* _INSTRUCTIONS TO FOLLOW_:
Convert the records, from their first line through the line that contains "menu-item-partial (0, 720, 450, 738)", into a JSON list of strings with one string per line, omitting any blank lines.

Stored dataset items
.....

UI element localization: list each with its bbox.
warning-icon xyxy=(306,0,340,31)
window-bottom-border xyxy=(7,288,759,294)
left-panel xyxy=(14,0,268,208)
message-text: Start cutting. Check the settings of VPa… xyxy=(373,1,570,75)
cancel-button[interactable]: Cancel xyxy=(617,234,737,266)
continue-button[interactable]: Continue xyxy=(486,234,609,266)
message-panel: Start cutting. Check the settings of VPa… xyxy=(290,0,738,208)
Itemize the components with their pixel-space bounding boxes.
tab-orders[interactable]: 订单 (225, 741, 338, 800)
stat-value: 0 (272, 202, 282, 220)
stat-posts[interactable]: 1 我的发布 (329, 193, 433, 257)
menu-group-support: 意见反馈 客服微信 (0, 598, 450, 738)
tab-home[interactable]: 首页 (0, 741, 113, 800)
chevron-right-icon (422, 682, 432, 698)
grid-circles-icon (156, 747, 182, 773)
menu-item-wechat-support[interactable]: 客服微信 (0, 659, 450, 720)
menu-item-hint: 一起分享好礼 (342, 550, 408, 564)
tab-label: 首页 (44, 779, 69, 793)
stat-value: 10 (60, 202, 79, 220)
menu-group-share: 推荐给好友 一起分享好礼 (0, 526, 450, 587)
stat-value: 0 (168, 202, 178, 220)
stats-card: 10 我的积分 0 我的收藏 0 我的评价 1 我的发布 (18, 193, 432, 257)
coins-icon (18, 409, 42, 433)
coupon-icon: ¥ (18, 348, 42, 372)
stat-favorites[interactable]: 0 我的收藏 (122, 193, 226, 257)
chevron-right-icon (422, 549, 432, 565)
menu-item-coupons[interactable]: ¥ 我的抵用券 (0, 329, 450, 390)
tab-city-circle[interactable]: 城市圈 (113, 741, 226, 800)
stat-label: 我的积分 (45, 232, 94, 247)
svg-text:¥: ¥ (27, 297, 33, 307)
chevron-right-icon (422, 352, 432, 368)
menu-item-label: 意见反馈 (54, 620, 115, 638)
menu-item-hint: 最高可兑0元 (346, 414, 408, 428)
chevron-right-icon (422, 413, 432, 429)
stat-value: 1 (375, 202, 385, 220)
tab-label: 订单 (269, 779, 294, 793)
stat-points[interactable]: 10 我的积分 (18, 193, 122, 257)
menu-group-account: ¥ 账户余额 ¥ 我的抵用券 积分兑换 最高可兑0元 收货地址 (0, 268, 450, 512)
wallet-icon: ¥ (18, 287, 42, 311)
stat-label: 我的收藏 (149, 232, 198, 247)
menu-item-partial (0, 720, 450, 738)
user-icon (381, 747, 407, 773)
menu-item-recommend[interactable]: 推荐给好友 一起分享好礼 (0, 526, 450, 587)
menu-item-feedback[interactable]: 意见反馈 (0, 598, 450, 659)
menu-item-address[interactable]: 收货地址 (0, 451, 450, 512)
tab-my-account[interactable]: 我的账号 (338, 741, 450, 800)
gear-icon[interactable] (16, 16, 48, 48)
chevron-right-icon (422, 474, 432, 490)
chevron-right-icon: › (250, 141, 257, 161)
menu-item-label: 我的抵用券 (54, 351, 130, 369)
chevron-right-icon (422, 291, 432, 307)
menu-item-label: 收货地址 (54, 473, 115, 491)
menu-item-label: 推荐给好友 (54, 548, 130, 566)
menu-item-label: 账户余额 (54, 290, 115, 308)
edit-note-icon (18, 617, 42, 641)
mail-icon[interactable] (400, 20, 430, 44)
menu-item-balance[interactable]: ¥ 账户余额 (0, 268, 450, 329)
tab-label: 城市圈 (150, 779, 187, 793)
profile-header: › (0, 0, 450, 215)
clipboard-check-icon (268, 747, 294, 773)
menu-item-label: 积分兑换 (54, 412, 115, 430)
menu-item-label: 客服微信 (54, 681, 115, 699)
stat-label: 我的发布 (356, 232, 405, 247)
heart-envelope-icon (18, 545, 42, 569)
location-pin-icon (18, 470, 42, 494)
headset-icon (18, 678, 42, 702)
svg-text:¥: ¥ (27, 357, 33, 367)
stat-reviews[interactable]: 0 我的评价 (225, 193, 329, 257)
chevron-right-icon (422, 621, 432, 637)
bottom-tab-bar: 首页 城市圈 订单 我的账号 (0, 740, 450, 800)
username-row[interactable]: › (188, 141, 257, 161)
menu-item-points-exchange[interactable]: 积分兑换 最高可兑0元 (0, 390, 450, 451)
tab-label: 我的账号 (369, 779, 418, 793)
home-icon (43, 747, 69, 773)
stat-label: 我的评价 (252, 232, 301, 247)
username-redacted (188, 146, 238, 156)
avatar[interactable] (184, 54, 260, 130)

.....

* _ANSWER TO THE TASK_:
[
  "UI element localization: list each with its bbox.",
  "warning-icon xyxy=(306,0,340,31)",
  "window-bottom-border xyxy=(7,288,759,294)",
  "left-panel xyxy=(14,0,268,208)",
  "message-text: Start cutting. Check the settings of VPa… xyxy=(373,1,570,75)",
  "cancel-button[interactable]: Cancel xyxy=(617,234,737,266)",
  "continue-button[interactable]: Continue xyxy=(486,234,609,266)",
  "message-panel: Start cutting. Check the settings of VPa… xyxy=(290,0,738,208)",
  "Itemize the components with their pixel-space bounding boxes.",
  "tab-orders[interactable]: 订单 (225, 741, 338, 800)",
  "stat-value: 0 (272, 202, 282, 220)",
  "stat-posts[interactable]: 1 我的发布 (329, 193, 433, 257)",
  "menu-group-support: 意见反馈 客服微信 (0, 598, 450, 738)",
  "tab-home[interactable]: 首页 (0, 741, 113, 800)",
  "chevron-right-icon (422, 682, 432, 698)",
  "grid-circles-icon (156, 747, 182, 773)",
  "menu-item-wechat-support[interactable]: 客服微信 (0, 659, 450, 720)",
  "menu-item-hint: 一起分享好礼 (342, 550, 408, 564)",
  "tab-label: 首页 (44, 779, 69, 793)",
  "stat-value: 10 (60, 202, 79, 220)",
  "menu-group-share: 推荐给好友 一起分享好礼 (0, 526, 450, 587)",
  "stat-value: 0 (168, 202, 178, 220)",
  "stats-card: 10 我的积分 0 我的收藏 0 我的评价 1 我的发布 (18, 193, 432, 257)",
  "coins-icon (18, 409, 42, 433)",
  "coupon-icon: ¥ (18, 348, 42, 372)",
  "stat-favorites[interactable]: 0 我的收藏 (122, 193, 226, 257)",
  "chevron-right-icon (422, 549, 432, 565)",
  "menu-item-coupons[interactable]: ¥ 我的抵用券 (0, 329, 450, 390)",
  "tab-city-circle[interactable]: 城市圈 (113, 741, 226, 800)",
  "stat-label: 我的积分 (45, 232, 94, 247)",
  "svg-text:¥: ¥ (27, 297, 33, 307)",
  "chevron-right-icon (422, 352, 432, 368)",
  "menu-item-label: 意见反馈 (54, 620, 115, 638)",
  "menu-item-hint: 最高可兑0元 (346, 414, 408, 428)",
  "chevron-right-icon (422, 413, 432, 429)",
  "stat-value: 1 (375, 202, 385, 220)",
  "tab-label: 订单 (269, 779, 294, 793)",
  "stat-points[interactable]: 10 我的积分 (18, 193, 122, 257)",
  "menu-group-account: ¥ 账户余额 ¥ 我的抵用券 积分兑换 最高可兑0元 收货地址 (0, 268, 450, 512)",
  "wallet-icon: ¥ (18, 287, 42, 311)",
  "stat-label: 我的收藏 (149, 232, 198, 247)",
  "menu-item-partial (0, 720, 450, 738)"
]